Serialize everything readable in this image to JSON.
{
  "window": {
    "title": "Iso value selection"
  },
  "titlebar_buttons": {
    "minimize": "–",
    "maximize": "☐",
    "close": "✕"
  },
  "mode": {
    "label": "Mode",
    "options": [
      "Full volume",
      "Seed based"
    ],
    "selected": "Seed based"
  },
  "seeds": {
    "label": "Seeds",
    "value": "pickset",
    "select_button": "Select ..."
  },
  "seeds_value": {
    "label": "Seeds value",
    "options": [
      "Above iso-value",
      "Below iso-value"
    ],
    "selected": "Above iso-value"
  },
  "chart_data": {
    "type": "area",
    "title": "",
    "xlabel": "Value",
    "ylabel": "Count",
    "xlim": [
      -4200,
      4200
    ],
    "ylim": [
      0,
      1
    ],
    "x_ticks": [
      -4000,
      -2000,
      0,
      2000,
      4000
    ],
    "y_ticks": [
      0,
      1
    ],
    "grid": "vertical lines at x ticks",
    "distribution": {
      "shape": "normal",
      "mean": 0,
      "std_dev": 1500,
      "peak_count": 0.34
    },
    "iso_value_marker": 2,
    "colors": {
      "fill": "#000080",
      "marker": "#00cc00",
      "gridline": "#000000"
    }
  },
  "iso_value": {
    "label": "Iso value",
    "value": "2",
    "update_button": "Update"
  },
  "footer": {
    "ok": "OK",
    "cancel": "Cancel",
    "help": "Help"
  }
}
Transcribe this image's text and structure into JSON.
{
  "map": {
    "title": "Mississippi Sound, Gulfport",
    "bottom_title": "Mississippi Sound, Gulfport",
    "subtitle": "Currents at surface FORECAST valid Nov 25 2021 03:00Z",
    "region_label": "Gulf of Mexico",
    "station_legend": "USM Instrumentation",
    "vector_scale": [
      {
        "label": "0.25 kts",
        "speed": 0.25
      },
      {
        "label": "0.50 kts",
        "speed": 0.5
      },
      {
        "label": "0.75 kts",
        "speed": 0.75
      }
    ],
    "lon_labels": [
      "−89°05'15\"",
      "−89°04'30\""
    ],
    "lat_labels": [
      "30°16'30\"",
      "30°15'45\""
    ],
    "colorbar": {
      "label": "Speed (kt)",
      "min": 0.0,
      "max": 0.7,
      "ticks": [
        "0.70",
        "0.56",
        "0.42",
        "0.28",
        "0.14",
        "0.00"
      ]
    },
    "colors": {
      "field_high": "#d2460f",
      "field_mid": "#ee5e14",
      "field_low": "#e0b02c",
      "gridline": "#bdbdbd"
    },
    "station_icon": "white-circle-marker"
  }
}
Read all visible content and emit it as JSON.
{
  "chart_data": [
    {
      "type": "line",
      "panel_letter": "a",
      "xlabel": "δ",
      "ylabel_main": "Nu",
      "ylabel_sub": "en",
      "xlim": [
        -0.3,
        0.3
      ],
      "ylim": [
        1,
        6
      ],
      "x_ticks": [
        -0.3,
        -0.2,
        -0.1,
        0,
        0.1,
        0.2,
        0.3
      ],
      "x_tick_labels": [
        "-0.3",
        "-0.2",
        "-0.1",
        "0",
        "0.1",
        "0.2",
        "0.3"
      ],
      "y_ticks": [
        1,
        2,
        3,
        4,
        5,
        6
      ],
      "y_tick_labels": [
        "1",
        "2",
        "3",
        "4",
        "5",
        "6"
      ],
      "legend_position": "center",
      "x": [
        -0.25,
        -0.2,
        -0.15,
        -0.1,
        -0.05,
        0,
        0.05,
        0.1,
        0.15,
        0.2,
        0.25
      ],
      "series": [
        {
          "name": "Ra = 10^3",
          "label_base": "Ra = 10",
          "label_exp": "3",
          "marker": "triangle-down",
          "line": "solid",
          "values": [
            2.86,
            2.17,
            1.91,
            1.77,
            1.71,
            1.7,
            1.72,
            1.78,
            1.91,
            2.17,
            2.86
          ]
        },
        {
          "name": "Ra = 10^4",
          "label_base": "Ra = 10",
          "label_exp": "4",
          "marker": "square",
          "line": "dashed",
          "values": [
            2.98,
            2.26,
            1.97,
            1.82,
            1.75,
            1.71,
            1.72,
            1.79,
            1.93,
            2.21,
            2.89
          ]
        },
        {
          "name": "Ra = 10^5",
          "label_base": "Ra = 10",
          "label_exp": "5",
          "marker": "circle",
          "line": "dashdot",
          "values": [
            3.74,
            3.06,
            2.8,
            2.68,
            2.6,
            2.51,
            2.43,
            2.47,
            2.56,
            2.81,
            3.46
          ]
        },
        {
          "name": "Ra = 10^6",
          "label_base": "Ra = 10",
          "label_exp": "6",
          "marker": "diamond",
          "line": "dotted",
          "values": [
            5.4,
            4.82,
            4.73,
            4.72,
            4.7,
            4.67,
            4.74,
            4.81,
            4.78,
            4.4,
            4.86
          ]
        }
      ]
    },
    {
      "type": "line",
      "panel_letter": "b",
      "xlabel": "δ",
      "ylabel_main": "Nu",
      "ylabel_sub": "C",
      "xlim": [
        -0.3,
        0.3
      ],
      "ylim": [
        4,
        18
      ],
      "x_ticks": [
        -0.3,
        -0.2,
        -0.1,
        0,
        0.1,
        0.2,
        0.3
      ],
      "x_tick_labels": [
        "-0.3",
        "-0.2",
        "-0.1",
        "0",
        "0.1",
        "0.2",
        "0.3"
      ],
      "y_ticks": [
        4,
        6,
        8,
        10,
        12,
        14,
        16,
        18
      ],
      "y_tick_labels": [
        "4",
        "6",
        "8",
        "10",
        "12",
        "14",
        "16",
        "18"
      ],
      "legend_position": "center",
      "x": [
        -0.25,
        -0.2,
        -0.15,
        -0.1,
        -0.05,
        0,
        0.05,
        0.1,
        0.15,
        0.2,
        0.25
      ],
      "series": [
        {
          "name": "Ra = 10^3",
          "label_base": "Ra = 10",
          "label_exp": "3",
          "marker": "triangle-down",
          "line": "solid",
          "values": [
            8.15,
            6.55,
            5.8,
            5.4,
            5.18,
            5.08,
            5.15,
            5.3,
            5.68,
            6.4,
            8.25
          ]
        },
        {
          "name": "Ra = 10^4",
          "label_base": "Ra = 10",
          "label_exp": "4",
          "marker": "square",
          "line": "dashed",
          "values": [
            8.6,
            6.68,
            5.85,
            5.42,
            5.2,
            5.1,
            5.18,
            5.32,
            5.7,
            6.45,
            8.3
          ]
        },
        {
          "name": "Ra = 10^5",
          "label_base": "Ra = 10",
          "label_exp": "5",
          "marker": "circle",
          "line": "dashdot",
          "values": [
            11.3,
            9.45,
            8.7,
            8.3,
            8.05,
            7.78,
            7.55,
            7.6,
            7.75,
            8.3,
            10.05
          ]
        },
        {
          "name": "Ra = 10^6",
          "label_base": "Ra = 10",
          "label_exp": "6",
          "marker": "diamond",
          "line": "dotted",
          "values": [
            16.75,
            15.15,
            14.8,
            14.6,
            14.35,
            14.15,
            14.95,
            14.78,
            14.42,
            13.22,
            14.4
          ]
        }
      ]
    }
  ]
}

--- Exercise description ---
Print all of the entries exactly as they appear.

--- Correct output ---
Serialize everything readable in this image to JSON.
{
  "window": {
    "title": "Iso value selection"
  },
  "titlebar_buttons": {
    "minimize": "–",
    "maximize": "☐",
    "close": "✕"
  },
  "mode": {
    "label": "Mode",
    "options": [
      "Full volume",
      "Seed based"
    ],
    "selected": "Seed based"
  },
  "seeds": {
    "label": "Seeds",
    "value": "pickset",
    "select_button": "Select ..."
  },
  "seeds_value": {
    "label": "Seeds value",
    "options": [
      "Above iso-value",
      "Below iso-value"
    ],
    "selected": "Above iso-value"
  },
  "chart_data": {
    "type": "area",
    "title": "",
    "xlabel": "Value",
    "ylabel": "Count",
    "xlim": [
      -4200,
      4200
    ],
    "ylim": [
      0,
      1
    ],
    "x_ticks": [
      -4000,
      -2000,
      0,
      2000,
      4000
    ],
    "y_ticks": [
      0,
      1
    ],
    "grid": "vertical lines at x ticks",
    "distribution": {
      "shape": "normal",
      "mean": 0,
      "std_dev": 1500,
      "peak_count": 0.34
    },
    "iso_value_marker": 2,
    "colors": {
      "fill": "#000080",
      "marker": "#00cc00",
      "gridline": "#000000"
    }
  },
  "iso_value": {
    "label": "Iso value",
    "value": "2",
    "update_button": "Update"
  },
  "footer": {
    "ok": "OK",
    "cancel": "Cancel",
    "help": "Help"
  }
}
Transcribe this image's text and structure into JSON.
{
  "map": {
    "title": "Mississippi Sound, Gulfport",
    "bottom_title": "Mississippi Sound, Gulfport",
    "subtitle": "Currents at surface FORECAST valid Nov 25 2021 03:00Z",
    "region_label": "Gulf of Mexico",
    "station_legend": "USM Instrumentation",
    "vector_scale": [
      {
        "label": "0.25 kts",
        "speed": 0.25
      },
      {
        "label": "0.50 kts",
        "speed": 0.5
      },
      {
        "label": "0.75 kts",
        "speed": 0.75
      }
    ],
    "lon_labels": [
      "−89°05'15\"",
      "−89°04'30\""
    ],
    "lat_labels": [
      "30°16'30\"",
      "30°15'45\""
    ],
    "colorbar": {
      "label": "Speed (kt)",
      "min": 0.0,
      "max": 0.7,
      "ticks": [
        "0.70",
        "0.56",
        "0.42",
        "0.28",
        "0.14",
        "0.00"
      ]
    },
    "colors": {
      "field_high": "#d2460f",
      "field_mid": "#ee5e14",
      "field_low": "#e0b02c",
      "gridline": "#bdbdbd"
    },
    "station_icon": "white-circle-marker"
  }
}
Read all visible content and emit it as JSON.
{
  "chart_data": [
    {
      "type": "line",
      "panel_letter": "a",
      "xlabel": "δ",
      "ylabel_main": "Nu",
      "ylabel_sub": "en",
      "xlim": [
        -0.3,
        0.3
      ],
      "ylim": [
        1,
        6
      ],
      "x_ticks": [
        -0.3,
        -0.2,
        -0.1,
        0,
        0.1,
        0.2,
        0.3
      ],
      "x_tick_labels": [
        "-0.3",
        "-0.2",
        "-0.1",
        "0",
        "0.1",
        "0.2",
        "0.3"
      ],
      "y_ticks": [
        1,
        2,
        3,
        4,
        5,
        6
      ],
      "y_tick_labels": [
        "1",
        "2",
        "3",
        "4",
        "5",
        "6"
      ],
      "legend_position": "center",
      "x": [
        -0.25,
        -0.2,
        -0.15,
        -0.1,
        -0.05,
        0,
        0.05,
        0.1,
        0.15,
        0.2,
        0.25
      ],
      "series": [
        {
          "name": "Ra = 10^3",
          "label_base": "Ra = 10",
          "label_exp": "3",
          "marker": "triangle-down",
          "line": "solid",
          "values": [
            2.86,
            2.17,
            1.91,
            1.77,
            1.71,
            1.7,
            1.72,
            1.78,
            1.91,
            2.17,
            2.86
          ]
        },
        {
          "name": "Ra = 10^4",
          "label_base": "Ra = 10",
          "label_exp": "4",
          "marker": "square",
          "line": "dashed",
          "values": [
            2.98,
            2.26,
            1.97,
            1.82,
            1.75,
            1.71,
            1.72,
            1.79,
            1.93,
            2.21,
            2.89
          ]
        },
        {
          "name": "Ra = 10^5",
          "label_base": "Ra = 10",
          "label_exp": "5",
          "marker": "circle",
          "line": "dashdot",
          "values": [
            3.74,
            3.06,
            2.8,
            2.68,
            2.6,
            2.51,
            2.43,
            2.47,
            2.56,
            2.81,
            3.46
          ]
        },
        {
          "name": "Ra = 10^6",
          "label_base": "Ra = 10",
          "label_exp": "6",
          "marker": "diamond",
          "line": "dotted",
          "values": [
            5.4,
            4.82,
            4.73,
            4.72,
            4.7,
            4.67,
            4.74,
            4.81,
            4.78,
            4.4,
            4.86
          ]
        }
      ]
    },
    {
      "type": "line",
      "panel_letter": "b",
      "xlabel": "δ",
      "ylabel_main": "Nu",
      "ylabel_sub": "C",
      "xlim": [
        -0.3,
        0.3
      ],
      "ylim": [
        4,
        18
      ],
      "x_ticks": [
        -0.3,
        -0.2,
        -0.1,
        0,
        0.1,
        0.2,
        0.3
      ],
      "x_tick_labels": [
        "-0.3",
        "-0.2",
        "-0.1",
        "0",
        "0.1",
        "0.2",
        "0.3"
      ],
      "y_ticks": [
        4,
        6,
        8,
        10,
        12,
        14,
        16,
        18
      ],
      "y_tick_labels": [
        "4",
        "6",
        "8",
        "10",
        "12",
        "14",
        "16",
        "18"
      ],
      "legend_position": "center",
      "x": [
        -0.25,
        -0.2,
        -0.15,
        -0.1,
        -0.05,
        0,
        0.05,
        0.1,
        0.15,
        0.2,
        0.25
      ],
      "series": [
        {
          "name": "Ra = 10^3",
          "label_base": "Ra = 10",
          "label_exp": "3",
          "marker": "triangle-down",
          "line": "solid",
          "values": [
            8.15,
            6.55,
            5.8,
            5.4,
            5.18,
            5.08,
            5.15,
            5.3,
            5.68,
            6.4,
            8.25
          ]
        },
        {
          "name": "Ra = 10^4",
          "label_base": "Ra = 10",
          "label_exp": "4",
          "marker": "square",
          "line": "dashed",
          "values": [
            8.6,
            6.68,
            5.85,
            5.42,
            5.2,
            5.1,
            5.18,
            5.32,
            5.7,
            6.45,
            8.3
          ]
        },
        {
          "name": "Ra = 10^5",
          "label_base": "Ra = 10",
          "label_exp": "5",
          "marker": "circle",
          "line": "dashdot",
          "values": [
            11.3,
            9.45,
            8.7,
            8.3,
            8.05,
            7.78,
            7.55,
            7.6,
            7.75,
            8.3,
            10.05
          ]
        },
        {
          "name": "Ra = 10^6",
          "label_base": "Ra = 10",
          "label_exp": "6",
          "marker": "diamond",
          "line": "dotted",
          "values": [
            16.75,
            15.15,
            14.8,
            14.6,
            14.35,
            14.15,
            14.95,
            14.78,
            14.42,
            13.22,
            14.4
          ]
        }
      ]
    }
  ]
}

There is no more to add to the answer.